**What the task asks**
Copy every record below exactly as written, but leave out the pictures.

**Source data**
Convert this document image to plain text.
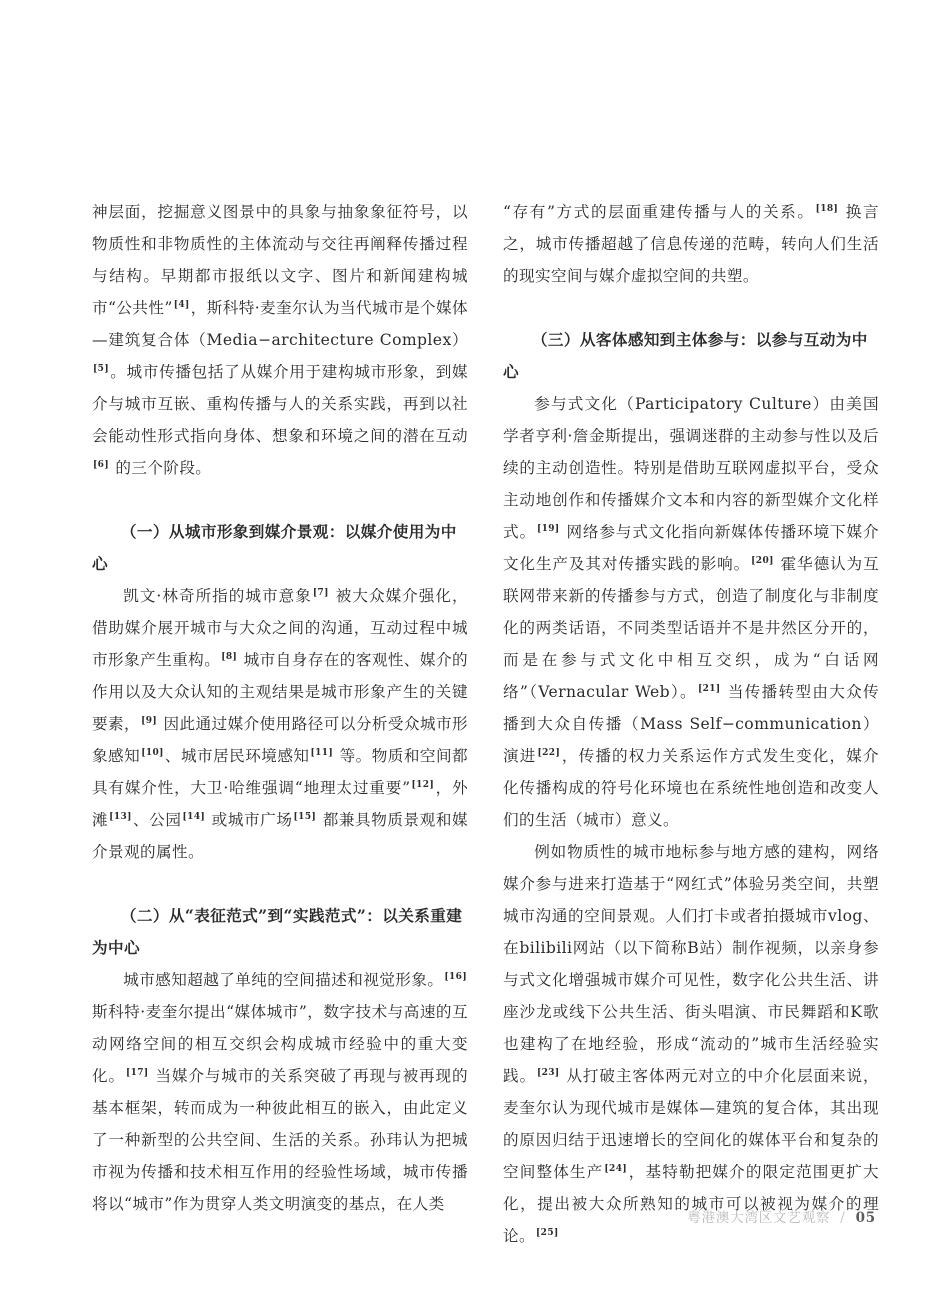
神层面，挖掘意义图景中的具象与抽象象征符号，以物质性和非物质性的主体流动与交往再阐释传播过程与结构。早期都市报纸以文字、图片和新闻建构城市“公共性”[4]，斯科特·麦奎尔认为当代城市是个媒体—建筑复合体（Media−architecture Complex）[5]。城市传播包括了从媒介用于建构城市形象，到媒介与城市互嵌、重构传播与人的关系实践，再到以社会能动性形式指向身体、想象和环境之间的潜在互动[6] 的三个阶段。

（一）从城市形象到媒介景观：以媒介使用为中心

凯文·林奇所指的城市意象[7] 被大众媒介强化，借助媒介展开城市与大众之间的沟通，互动过程中城市形象产生重构。[8] 城市自身存在的客观性、媒介的作用以及大众认知的主观结果是城市形象产生的关键要素，[9] 因此通过媒介使用路径可以分析受众城市形象感知[10]、城市居民环境感知[11] 等。物质和空间都具有媒介性，大卫·哈维强调“地理太过重要”[12]，外滩[13]、公园[14] 或城市广场[15] 都兼具物质景观和媒介景观的属性。

（二）从“表征范式”到“实践范式”：以关系重建为中心

城市感知超越了单纯的空间描述和视觉形象。[16] 斯科特·麦奎尔提出“媒体城市”，数字技术与高速的互动网络空间的相互交织会构成城市经验中的重大变化。[17] 当媒介与城市的关系突破了再现与被再现的基本框架，转而成为一种彼此相互的嵌入，由此定义了一种新型的公共空间、生活的关系。孙玮认为把城市视为传播和技术相互作用的经验性场域，城市传播将以“城市”作为贯穿人类文明演变的基点，在人类

“存有”方式的层面重建传播与人的关系。[18] 换言之，城市传播超越了信息传递的范畴，转向人们生活的现实空间与媒介虚拟空间的共塑。

（三）从客体感知到主体参与：以参与互动为中心

参与式文化（Participatory Culture）由美国学者亨利·詹金斯提出，强调迷群的主动参与性以及后续的主动创造性。特别是借助互联网虚拟平台，受众主动地创作和传播媒介文本和内容的新型媒介文化样式。[19] 网络参与式文化指向新媒体传播环境下媒介文化生产及其对传播实践的影响。[20] 霍华德认为互联网带来新的传播参与方式，创造了制度化与非制度化的两类话语，不同类型话语并不是井然区分开的，而是在参与式文化中相互交织，成为“白话网络”（Vernacular Web）。[21] 当传播转型由大众传播到大众自传播（Mass Self−communication）演进[22]，传播的权力关系运作方式发生变化，媒介化传播构成的符号化环境也在系统性地创造和改变人们的生活（城市）意义。

例如物质性的城市地标参与地方感的建构，网络媒介参与进来打造基于“网红式”体验另类空间，共塑城市沟通的空间景观。人们打卡或者拍摄城市vlog、在bilibili网站（以下简称B站）制作视频，以亲身参与式文化增强城市媒介可见性，数字化公共生活、讲座沙龙或线下公共生活、街头唱演、市民舞蹈和K歌也建构了在地经验，形成“流动的”城市生活经验实践。[23] 从打破主客体两元对立的中介化层面来说，麦奎尔认为现代城市是媒体—建筑的复合体，其出现的原因归结于迅速增长的空间化的媒体平台和复杂的空间整体生产[24]，基特勒把媒介的限定范围更扩大化，提出被大众所熟知的城市可以被视为媒介的理论。[25]

粤港澳大湾区文艺观察 / 05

**Answer to the problem**
Convert this document image to plain text.
神层面，挖掘意义图景中的具象与抽象象征符号，以物质性和非物质性的主体流动与交往再阐释传播过程与结构。早期都市报纸以文字、图片和新闻建构城市“公共性”[4]，斯科特·麦奎尔认为当代城市是个媒体—建筑复合体（Media−architecture Complex）[5]。城市传播包括了从媒介用于建构城市形象，到媒介与城市互嵌、重构传播与人的关系实践，再到以社会能动性形式指向身体、想象和环境之间的潜在互动[6] 的三个阶段。

（一）从城市形象到媒介景观：以媒介使用为中心

凯文·林奇所指的城市意象[7] 被大众媒介强化，借助媒介展开城市与大众之间的沟通，互动过程中城市形象产生重构。[8] 城市自身存在的客观性、媒介的作用以及大众认知的主观结果是城市形象产生的关键要素，[9] 因此通过媒介使用路径可以分析受众城市形象感知[10]、城市居民环境感知[11] 等。物质和空间都具有媒介性，大卫·哈维强调“地理太过重要”[12]，外滩[13]、公园[14] 或城市广场[15] 都兼具物质景观和媒介景观的属性。

（二）从“表征范式”到“实践范式”：以关系重建为中心

城市感知超越了单纯的空间描述和视觉形象。[16] 斯科特·麦奎尔提出“媒体城市”，数字技术与高速的互动网络空间的相互交织会构成城市经验中的重大变化。[17] 当媒介与城市的关系突破了再现与被再现的基本框架，转而成为一种彼此相互的嵌入，由此定义了一种新型的公共空间、生活的关系。孙玮认为把城市视为传播和技术相互作用的经验性场域，城市传播将以“城市”作为贯穿人类文明演变的基点，在人类

“存有”方式的层面重建传播与人的关系。[18] 换言之，城市传播超越了信息传递的范畴，转向人们生活的现实空间与媒介虚拟空间的共塑。

（三）从客体感知到主体参与：以参与互动为中心

参与式文化（Participatory Culture）由美国学者亨利·詹金斯提出，强调迷群的主动参与性以及后续的主动创造性。特别是借助互联网虚拟平台，受众主动地创作和传播媒介文本和内容的新型媒介文化样式。[19] 网络参与式文化指向新媒体传播环境下媒介文化生产及其对传播实践的影响。[20] 霍华德认为互联网带来新的传播参与方式，创造了制度化与非制度化的两类话语，不同类型话语并不是井然区分开的，而是在参与式文化中相互交织，成为“白话网络”（Vernacular Web）。[21] 当传播转型由大众传播到大众自传播（Mass Self−communication）演进[22]，传播的权力关系运作方式发生变化，媒介化传播构成的符号化环境也在系统性地创造和改变人们的生活（城市）意义。

例如物质性的城市地标参与地方感的建构，网络媒介参与进来打造基于“网红式”体验另类空间，共塑城市沟通的空间景观。人们打卡或者拍摄城市vlog、在bilibili网站（以下简称B站）制作视频，以亲身参与式文化增强城市媒介可见性，数字化公共生活、讲座沙龙或线下公共生活、街头唱演、市民舞蹈和K歌也建构了在地经验，形成“流动的”城市生活经验实践。[23] 从打破主客体两元对立的中介化层面来说，麦奎尔认为现代城市是媒体—建筑的复合体，其出现的原因归结于迅速增长的空间化的媒体平台和复杂的空间整体生产[24]，基特勒把媒介的限定范围更扩大化，提出被大众所熟知的城市可以被视为媒介的理论。[25]

粤港澳大湾区文艺观察 / 05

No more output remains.